Exercise: Find out how many lines of the material contain the string "subspace" and give only that figure.

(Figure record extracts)
★ ★ ★ ★

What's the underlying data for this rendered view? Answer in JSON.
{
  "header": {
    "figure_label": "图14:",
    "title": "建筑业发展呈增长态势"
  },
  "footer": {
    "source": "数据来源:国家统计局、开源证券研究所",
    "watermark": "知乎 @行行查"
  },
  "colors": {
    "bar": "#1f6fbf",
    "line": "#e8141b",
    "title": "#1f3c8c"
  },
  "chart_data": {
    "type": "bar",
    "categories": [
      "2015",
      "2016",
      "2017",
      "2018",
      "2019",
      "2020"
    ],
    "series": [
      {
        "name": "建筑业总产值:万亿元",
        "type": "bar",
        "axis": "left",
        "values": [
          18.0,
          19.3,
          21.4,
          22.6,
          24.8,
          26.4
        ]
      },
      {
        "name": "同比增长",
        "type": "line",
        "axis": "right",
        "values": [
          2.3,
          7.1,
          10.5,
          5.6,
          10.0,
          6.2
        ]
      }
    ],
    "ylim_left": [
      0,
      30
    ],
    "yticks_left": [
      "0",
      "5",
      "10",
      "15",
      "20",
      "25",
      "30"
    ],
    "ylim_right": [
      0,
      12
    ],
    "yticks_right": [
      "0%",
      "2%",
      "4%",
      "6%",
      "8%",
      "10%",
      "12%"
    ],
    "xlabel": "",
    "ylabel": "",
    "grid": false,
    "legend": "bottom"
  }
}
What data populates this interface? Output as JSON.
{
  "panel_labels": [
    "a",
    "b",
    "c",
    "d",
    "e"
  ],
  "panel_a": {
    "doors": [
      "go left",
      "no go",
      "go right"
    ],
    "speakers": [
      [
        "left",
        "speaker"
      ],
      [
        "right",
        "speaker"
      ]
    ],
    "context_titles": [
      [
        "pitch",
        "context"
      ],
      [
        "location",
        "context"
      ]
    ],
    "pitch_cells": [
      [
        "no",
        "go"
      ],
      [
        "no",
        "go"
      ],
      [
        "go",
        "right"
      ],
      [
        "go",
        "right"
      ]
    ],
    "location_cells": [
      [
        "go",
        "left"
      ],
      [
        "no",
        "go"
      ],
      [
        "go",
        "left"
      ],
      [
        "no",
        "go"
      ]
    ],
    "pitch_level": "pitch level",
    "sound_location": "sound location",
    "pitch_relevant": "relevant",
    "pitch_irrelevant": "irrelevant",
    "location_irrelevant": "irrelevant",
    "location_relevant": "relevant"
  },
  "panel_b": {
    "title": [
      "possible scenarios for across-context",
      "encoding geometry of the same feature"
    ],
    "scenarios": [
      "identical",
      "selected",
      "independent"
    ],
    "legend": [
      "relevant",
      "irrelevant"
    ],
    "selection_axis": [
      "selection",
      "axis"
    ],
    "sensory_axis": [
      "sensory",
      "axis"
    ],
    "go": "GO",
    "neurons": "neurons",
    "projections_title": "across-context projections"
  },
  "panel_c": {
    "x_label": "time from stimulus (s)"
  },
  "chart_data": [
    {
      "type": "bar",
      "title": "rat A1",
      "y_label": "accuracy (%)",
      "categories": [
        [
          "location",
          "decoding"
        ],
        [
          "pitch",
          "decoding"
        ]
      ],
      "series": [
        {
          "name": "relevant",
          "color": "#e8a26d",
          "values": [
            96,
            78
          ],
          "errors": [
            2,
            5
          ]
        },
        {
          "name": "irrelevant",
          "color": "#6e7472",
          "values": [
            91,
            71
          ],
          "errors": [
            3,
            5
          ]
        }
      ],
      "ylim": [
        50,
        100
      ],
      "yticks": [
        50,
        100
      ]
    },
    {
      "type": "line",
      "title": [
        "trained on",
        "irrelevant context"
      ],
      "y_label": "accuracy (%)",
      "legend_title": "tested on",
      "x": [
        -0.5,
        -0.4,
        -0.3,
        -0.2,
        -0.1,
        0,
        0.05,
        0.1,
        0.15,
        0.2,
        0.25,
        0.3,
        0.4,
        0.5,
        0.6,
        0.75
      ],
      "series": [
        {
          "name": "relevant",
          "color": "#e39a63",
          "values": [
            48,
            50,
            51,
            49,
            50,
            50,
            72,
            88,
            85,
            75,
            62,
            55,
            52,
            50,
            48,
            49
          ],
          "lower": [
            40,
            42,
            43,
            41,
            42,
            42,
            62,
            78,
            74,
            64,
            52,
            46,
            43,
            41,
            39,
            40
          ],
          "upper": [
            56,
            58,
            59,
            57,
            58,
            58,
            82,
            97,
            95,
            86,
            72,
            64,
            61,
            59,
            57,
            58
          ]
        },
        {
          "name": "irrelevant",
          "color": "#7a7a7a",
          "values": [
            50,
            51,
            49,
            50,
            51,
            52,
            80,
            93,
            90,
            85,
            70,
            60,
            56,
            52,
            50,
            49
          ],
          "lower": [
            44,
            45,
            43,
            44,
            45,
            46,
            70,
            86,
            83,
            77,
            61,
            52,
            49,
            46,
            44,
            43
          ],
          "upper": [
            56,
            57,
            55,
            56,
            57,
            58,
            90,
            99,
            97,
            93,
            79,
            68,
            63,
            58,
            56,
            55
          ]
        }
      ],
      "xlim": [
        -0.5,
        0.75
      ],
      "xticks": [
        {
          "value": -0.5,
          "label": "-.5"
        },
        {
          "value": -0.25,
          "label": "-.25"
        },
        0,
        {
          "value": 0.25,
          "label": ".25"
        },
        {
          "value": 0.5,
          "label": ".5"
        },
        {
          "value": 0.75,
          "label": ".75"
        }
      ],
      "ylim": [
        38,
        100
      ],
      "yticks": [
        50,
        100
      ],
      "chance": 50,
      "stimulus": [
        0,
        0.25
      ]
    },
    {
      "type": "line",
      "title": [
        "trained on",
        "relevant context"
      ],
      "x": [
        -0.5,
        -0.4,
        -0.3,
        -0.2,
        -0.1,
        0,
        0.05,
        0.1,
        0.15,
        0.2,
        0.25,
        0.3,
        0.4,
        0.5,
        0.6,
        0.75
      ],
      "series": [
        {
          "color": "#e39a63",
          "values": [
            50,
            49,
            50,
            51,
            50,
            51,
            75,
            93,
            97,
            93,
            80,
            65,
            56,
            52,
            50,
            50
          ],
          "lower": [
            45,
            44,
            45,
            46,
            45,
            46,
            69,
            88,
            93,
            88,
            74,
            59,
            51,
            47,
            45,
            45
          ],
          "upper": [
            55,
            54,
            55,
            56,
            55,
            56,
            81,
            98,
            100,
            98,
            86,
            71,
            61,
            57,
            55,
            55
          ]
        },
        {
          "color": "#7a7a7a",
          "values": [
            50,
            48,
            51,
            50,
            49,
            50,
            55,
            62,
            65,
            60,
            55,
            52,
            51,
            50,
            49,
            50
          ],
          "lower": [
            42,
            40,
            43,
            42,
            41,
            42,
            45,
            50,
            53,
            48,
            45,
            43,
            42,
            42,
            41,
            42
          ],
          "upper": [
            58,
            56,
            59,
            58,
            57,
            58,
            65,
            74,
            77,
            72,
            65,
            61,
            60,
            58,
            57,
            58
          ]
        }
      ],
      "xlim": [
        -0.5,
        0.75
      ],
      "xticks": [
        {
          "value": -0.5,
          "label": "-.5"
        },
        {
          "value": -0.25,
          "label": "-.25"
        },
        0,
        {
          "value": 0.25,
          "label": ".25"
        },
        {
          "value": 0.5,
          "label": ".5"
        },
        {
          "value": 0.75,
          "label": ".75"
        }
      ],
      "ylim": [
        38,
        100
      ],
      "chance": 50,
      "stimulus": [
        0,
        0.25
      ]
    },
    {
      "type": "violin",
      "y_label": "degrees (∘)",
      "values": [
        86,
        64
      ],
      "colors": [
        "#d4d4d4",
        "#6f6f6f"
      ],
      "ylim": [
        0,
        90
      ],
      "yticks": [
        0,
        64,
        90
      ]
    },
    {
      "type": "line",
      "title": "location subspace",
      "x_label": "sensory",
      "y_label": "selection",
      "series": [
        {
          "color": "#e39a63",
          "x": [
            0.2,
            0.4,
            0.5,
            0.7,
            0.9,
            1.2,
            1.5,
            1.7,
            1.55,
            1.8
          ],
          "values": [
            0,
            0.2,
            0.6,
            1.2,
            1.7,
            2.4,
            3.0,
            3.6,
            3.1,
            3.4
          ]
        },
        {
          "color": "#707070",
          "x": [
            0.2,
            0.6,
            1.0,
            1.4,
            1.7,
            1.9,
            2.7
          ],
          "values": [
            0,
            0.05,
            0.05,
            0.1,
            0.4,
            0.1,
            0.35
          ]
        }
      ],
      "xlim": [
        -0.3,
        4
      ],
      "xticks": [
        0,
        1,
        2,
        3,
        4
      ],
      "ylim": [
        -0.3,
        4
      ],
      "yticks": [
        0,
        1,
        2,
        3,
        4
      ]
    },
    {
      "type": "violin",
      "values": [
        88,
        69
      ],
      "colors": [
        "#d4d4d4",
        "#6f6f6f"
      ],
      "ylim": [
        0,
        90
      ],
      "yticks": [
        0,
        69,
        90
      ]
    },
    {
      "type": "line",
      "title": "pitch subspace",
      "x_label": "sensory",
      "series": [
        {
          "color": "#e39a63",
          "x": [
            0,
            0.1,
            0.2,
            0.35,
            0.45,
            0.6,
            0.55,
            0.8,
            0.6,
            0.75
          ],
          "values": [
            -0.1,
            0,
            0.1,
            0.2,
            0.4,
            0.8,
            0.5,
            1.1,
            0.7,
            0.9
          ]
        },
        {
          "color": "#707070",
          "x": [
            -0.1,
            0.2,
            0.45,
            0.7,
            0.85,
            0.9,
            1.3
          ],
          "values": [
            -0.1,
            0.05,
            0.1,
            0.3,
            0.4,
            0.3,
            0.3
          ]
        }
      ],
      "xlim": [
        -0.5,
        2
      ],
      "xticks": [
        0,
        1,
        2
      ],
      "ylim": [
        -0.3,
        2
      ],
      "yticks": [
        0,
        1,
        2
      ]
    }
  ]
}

★ ★ ★ ★

Exercise response: 2